** Task details **
Please write out each of the records below line for line, with nothing changed.

(Element and coordinate records)
--- begin ---

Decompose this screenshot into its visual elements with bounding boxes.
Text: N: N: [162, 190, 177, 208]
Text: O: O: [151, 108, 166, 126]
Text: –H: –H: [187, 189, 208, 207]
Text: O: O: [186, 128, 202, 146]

--- end ---

** The response **
Decompose this screenshot into its visual elements with bounding boxes.
Text: N: N: [162, 190, 177, 208]
Text: O: O: [151, 108, 166, 126]
Text: –H: –H: [187, 189, 208, 207]
Text: O: O: [186, 128, 202, 146]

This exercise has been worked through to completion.